Exercise directions
Transcribe all of the material exactly. Any picture in it should be left out.

Begin Records for processing

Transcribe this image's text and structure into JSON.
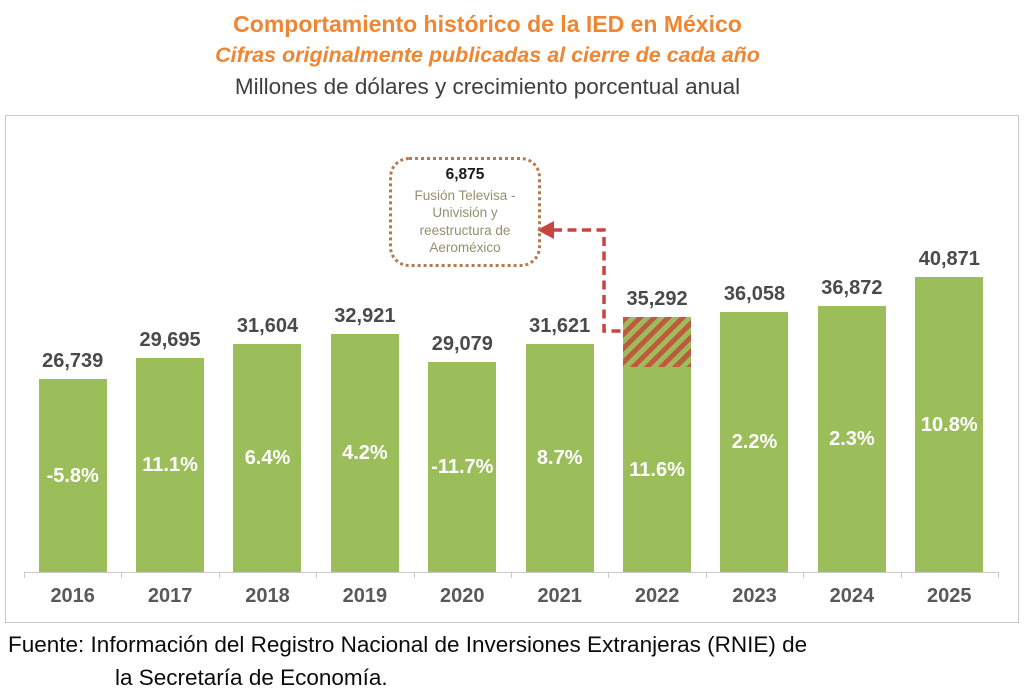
{
  "chart_data": {
    "type": "bar",
    "title": "Comportamiento histórico de la IED en México",
    "subtitle": "Cifras originalmente publicadas al cierre de cada año",
    "units_label": "Millones de dólares y crecimiento porcentual anual",
    "categories": [
      "2016",
      "2017",
      "2018",
      "2019",
      "2020",
      "2021",
      "2022",
      "2023",
      "2024",
      "2025"
    ],
    "series": [
      {
        "name": "IED (millones de dólares)",
        "values": [
          26739,
          29695,
          31604,
          32921,
          29079,
          31621,
          35292,
          36058,
          36872,
          40871
        ],
        "value_labels": [
          "26,739",
          "29,695",
          "31,604",
          "32,921",
          "29,079",
          "31,621",
          "35,292",
          "36,058",
          "36,872",
          "40,871"
        ]
      },
      {
        "name": "Crecimiento porcentual anual",
        "values": [
          -5.8,
          11.1,
          6.4,
          4.2,
          -11.7,
          8.7,
          11.6,
          2.2,
          2.3,
          10.8
        ],
        "value_labels": [
          "-5.8%",
          "11.1%",
          "6.4%",
          "4.2%",
          "-11.7%",
          "8.7%",
          "11.6%",
          "2.2%",
          "2.3%",
          "10.8%"
        ]
      }
    ],
    "ylim": [
      0,
      42000
    ],
    "grid": false,
    "legend": "none",
    "annotation": {
      "value": 6875,
      "value_label": "6,875",
      "text": "Fusión Televisa - Univisión y reestructura de Aeroméxico",
      "target_category": "2022",
      "target_index": 6,
      "hatch_value": 6875
    }
  },
  "colors": {
    "accent_orange": "#EE8633",
    "bar_green": "#9BBE5B",
    "hatch_stripe_red": "#BB5C40",
    "arrow_red": "#C64540",
    "annotation_box_border": "#B5794F",
    "annotation_text": "#94906E",
    "value_label_gray": "#4A4A4A",
    "year_label_gray": "#595959",
    "axis_gray": "#C9C9C9"
  },
  "footer": {
    "line1": "Fuente: Información del Registro Nacional de Inversiones Extranjeras (RNIE) de",
    "line2": "la Secretaría de Economía."
  }
}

End Records for processing

Exercise output
Transcribe this image's text and structure into JSON.
{
  "chart_data": {
    "type": "bar",
    "title": "Comportamiento histórico de la IED en México",
    "subtitle": "Cifras originalmente publicadas al cierre de cada año",
    "units_label": "Millones de dólares y crecimiento porcentual anual",
    "categories": [
      "2016",
      "2017",
      "2018",
      "2019",
      "2020",
      "2021",
      "2022",
      "2023",
      "2024",
      "2025"
    ],
    "series": [
      {
        "name": "IED (millones de dólares)",
        "values": [
          26739,
          29695,
          31604,
          32921,
          29079,
          31621,
          35292,
          36058,
          36872,
          40871
        ],
        "value_labels": [
          "26,739",
          "29,695",
          "31,604",
          "32,921",
          "29,079",
          "31,621",
          "35,292",
          "36,058",
          "36,872",
          "40,871"
        ]
      },
      {
        "name": "Crecimiento porcentual anual",
        "values": [
          -5.8,
          11.1,
          6.4,
          4.2,
          -11.7,
          8.7,
          11.6,
          2.2,
          2.3,
          10.8
        ],
        "value_labels": [
          "-5.8%",
          "11.1%",
          "6.4%",
          "4.2%",
          "-11.7%",
          "8.7%",
          "11.6%",
          "2.2%",
          "2.3%",
          "10.8%"
        ]
      }
    ],
    "ylim": [
      0,
      42000
    ],
    "grid": false,
    "legend": "none",
    "annotation": {
      "value": 6875,
      "value_label": "6,875",
      "text": "Fusión Televisa - Univisión y reestructura de Aeroméxico",
      "target_category": "2022",
      "target_index": 6,
      "hatch_value": 6875
    }
  },
  "colors": {
    "accent_orange": "#EE8633",
    "bar_green": "#9BBE5B",
    "hatch_stripe_red": "#BB5C40",
    "arrow_red": "#C64540",
    "annotation_box_border": "#B5794F",
    "annotation_text": "#94906E",
    "value_label_gray": "#4A4A4A",
    "year_label_gray": "#595959",
    "axis_gray": "#C9C9C9"
  },
  "footer": {
    "line1": "Fuente: Información del Registro Nacional de Inversiones Extranjeras (RNIE) de",
    "line2": "la Secretaría de Economía."
  }
}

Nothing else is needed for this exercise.